--- INFORMATION ---

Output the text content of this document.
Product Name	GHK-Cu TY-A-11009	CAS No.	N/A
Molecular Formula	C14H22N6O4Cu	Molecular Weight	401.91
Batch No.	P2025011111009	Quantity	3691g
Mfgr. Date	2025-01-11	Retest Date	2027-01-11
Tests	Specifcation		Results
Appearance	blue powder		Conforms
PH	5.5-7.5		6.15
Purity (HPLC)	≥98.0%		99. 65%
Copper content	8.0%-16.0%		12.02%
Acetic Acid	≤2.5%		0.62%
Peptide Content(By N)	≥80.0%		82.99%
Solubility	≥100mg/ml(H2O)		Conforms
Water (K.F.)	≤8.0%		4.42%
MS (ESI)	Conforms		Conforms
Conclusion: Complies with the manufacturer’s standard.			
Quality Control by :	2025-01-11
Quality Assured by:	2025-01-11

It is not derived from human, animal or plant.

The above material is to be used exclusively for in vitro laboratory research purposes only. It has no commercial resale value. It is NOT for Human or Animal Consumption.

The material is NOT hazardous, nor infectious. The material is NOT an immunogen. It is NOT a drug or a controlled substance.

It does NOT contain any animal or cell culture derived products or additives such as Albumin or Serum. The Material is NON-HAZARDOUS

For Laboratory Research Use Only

---

• **ASSIGNMENT**: What you write must match the records above line for line.

• **WORKED SOLUTION**:
Output the text content of this document.
Product Name	GHK-Cu TY-A-11009	CAS No.	N/A
Molecular Formula	C14H22N6O4Cu	Molecular Weight	401.91
Batch No.	P2025011111009	Quantity	3691g
Mfgr. Date	2025-01-11	Retest Date	2027-01-11
Tests	Specifcation		Results
Appearance	blue powder		Conforms
PH	5.5-7.5		6.15
Purity (HPLC)	≥98.0%		99. 65%
Copper content	8.0%-16.0%		12.02%
Acetic Acid	≤2.5%		0.62%
Peptide Content(By N)	≥80.0%		82.99%
Solubility	≥100mg/ml(H2O)		Conforms
Water (K.F.)	≤8.0%		4.42%
MS (ESI)	Conforms		Conforms
Conclusion: Complies with the manufacturer’s standard.			
Quality Control by :	2025-01-11
Quality Assured by:	2025-01-11

It is not derived from human, animal or plant.

The above material is to be used exclusively for in vitro laboratory research purposes only. It has no commercial resale value. It is NOT for Human or Animal Consumption.

The material is NOT hazardous, nor infectious. The material is NOT an immunogen. It is NOT a drug or a controlled substance.

It does NOT contain any animal or cell culture derived products or additives such as Albumin or Serum. The Material is NON-HAZARDOUS

For Laboratory Research Use Only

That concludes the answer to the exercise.